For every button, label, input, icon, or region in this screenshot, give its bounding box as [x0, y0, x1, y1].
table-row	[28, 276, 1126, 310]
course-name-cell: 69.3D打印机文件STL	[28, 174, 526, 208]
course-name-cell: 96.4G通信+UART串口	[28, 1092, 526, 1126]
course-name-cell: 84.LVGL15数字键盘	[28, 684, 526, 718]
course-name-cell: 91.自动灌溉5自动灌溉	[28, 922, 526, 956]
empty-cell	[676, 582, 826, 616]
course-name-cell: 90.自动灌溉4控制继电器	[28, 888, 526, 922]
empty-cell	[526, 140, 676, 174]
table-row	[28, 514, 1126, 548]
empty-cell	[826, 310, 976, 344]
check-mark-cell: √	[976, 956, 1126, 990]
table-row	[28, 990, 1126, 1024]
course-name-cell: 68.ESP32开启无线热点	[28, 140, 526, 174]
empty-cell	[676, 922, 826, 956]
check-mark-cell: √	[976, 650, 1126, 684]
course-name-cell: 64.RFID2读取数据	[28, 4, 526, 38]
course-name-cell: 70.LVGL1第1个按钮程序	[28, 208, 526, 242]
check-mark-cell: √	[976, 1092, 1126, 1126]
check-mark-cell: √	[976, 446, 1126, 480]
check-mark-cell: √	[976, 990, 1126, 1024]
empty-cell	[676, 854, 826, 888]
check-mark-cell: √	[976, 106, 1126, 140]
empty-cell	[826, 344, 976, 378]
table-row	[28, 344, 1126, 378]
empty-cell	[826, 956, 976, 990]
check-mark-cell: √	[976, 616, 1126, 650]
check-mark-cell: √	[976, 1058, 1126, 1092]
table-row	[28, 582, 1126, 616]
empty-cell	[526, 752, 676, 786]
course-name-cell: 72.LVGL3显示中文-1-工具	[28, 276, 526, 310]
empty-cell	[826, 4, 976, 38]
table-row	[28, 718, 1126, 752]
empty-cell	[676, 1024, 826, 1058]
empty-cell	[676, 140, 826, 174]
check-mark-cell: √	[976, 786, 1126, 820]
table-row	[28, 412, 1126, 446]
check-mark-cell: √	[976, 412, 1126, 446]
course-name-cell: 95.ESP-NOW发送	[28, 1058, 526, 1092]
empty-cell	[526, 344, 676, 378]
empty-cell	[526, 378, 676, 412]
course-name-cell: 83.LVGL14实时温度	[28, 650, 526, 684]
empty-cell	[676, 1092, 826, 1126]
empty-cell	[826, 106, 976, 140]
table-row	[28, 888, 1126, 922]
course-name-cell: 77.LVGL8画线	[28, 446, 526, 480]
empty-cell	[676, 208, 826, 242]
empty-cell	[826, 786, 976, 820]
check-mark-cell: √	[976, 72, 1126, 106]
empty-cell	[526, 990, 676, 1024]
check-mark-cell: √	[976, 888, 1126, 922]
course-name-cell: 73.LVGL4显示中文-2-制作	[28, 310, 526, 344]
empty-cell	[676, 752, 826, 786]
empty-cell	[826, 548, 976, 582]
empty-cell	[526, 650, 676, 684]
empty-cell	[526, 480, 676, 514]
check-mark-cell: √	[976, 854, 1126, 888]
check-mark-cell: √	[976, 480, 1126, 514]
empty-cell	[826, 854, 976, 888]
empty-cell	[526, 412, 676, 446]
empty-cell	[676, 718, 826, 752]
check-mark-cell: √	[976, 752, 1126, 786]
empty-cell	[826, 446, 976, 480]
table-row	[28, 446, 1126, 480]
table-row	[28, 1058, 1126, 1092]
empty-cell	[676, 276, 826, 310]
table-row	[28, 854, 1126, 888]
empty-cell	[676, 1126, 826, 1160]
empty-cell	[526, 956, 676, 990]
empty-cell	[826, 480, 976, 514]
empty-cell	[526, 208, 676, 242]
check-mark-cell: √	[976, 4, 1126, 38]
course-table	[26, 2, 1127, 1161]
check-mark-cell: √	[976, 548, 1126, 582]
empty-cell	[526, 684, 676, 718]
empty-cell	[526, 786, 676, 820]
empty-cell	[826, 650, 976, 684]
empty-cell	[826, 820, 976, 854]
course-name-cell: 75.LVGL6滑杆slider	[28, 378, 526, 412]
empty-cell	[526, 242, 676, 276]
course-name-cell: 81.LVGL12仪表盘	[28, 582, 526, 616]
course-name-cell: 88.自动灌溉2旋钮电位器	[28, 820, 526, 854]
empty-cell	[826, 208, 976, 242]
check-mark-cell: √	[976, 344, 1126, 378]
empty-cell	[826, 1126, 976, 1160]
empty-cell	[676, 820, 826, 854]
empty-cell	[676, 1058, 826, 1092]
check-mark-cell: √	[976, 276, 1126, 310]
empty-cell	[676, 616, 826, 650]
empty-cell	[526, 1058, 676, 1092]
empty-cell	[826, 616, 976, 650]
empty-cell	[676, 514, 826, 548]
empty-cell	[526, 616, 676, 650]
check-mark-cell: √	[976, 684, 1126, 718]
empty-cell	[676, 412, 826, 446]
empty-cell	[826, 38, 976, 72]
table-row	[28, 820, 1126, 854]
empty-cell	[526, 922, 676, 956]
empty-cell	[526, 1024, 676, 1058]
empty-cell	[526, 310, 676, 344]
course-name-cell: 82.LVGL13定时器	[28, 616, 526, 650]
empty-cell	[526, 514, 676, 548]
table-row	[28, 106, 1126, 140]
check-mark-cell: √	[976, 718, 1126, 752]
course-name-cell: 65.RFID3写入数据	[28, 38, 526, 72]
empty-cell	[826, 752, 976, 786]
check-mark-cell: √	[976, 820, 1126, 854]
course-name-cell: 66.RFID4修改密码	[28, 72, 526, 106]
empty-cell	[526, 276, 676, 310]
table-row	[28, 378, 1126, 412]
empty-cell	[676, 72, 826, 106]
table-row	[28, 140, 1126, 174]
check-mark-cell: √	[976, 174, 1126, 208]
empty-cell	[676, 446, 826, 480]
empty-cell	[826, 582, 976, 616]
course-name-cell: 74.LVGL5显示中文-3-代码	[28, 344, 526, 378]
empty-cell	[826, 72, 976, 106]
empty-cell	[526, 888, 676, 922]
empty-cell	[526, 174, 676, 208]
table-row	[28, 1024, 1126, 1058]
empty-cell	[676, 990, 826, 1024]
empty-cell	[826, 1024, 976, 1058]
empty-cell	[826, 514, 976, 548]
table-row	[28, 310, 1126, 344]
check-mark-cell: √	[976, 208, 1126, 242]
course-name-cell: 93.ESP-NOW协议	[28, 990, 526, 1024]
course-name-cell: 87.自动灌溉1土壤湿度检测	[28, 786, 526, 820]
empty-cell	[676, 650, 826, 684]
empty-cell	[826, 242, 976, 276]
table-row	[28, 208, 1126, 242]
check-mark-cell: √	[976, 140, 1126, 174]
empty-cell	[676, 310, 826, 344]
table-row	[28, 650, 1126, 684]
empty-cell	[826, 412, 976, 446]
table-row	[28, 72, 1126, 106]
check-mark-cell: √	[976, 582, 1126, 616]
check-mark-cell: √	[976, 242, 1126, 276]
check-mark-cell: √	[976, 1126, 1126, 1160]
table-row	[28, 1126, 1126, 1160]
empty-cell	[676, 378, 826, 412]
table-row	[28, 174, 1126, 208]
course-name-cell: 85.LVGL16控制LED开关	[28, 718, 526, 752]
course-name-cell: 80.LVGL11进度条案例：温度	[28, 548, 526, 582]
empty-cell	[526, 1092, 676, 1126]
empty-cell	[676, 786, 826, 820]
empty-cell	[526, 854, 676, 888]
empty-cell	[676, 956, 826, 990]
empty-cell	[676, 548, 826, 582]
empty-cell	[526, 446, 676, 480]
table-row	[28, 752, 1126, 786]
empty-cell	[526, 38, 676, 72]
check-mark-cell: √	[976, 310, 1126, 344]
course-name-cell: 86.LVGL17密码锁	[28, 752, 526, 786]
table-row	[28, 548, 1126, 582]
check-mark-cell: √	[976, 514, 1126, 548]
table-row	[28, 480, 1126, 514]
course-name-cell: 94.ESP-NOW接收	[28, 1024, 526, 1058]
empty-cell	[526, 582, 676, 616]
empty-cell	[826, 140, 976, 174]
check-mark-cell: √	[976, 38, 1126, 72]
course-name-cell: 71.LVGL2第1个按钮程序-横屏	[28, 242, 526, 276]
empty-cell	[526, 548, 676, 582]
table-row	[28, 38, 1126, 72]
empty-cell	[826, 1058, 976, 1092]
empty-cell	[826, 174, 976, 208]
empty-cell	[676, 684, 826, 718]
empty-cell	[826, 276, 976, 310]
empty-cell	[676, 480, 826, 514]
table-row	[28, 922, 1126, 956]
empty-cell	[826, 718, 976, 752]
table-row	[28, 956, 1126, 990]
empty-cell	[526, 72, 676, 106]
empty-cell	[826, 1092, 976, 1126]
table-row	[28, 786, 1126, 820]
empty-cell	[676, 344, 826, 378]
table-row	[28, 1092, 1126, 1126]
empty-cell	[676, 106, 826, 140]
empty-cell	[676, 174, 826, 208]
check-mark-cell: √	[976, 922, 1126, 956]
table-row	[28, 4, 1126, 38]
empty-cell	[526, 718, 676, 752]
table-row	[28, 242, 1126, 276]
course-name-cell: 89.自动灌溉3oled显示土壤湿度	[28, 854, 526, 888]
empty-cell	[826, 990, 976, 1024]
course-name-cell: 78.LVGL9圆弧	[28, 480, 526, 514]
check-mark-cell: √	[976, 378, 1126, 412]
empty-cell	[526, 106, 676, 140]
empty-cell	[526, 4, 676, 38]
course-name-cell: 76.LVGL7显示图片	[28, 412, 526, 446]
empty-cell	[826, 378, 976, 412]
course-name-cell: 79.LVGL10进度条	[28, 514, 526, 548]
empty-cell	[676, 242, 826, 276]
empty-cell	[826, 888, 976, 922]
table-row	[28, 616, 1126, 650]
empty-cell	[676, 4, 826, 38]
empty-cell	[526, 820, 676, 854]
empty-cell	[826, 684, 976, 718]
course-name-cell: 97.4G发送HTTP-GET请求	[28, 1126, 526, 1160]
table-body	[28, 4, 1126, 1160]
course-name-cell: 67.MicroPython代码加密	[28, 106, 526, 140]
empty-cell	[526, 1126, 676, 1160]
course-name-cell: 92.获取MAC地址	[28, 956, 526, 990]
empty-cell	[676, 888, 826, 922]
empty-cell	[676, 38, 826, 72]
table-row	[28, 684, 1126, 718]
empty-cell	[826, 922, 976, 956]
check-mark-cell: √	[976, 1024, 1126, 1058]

********

Rewrite the data from its first line through the line containing "140, 676, 174]" as a Markdown table with a Row column for the row number and a Text column for the line. Leave out any blank lines.

| Row | Text |
|---|---|
| 1 | For every button, label, input, icon, or region in this screenshot, give its bounding box as [x0, y0, x1, y1]. |
| 2 | table-row	[28, 276, 1126, 310] |
| 3 | course-name-cell: 69.3D打印机文件STL	[28, 174, 526, 208] |
| 4 | course-name-cell: 96.4G通信+UART串口	[28, 1092, 526, 1126] |
| 5 | course-name-cell: 84.LVGL15数字键盘	[28, 684, 526, 718] |
| 6 | course-name-cell: 91.自动灌溉5自动灌溉	[28, 922, 526, 956] |
| 7 | empty-cell	[676, 582, 826, 616] |
| 8 | course-name-cell: 90.自动灌溉4控制继电器	[28, 888, 526, 922] |
| 9 | empty-cell	[526, 140, 676, 174] |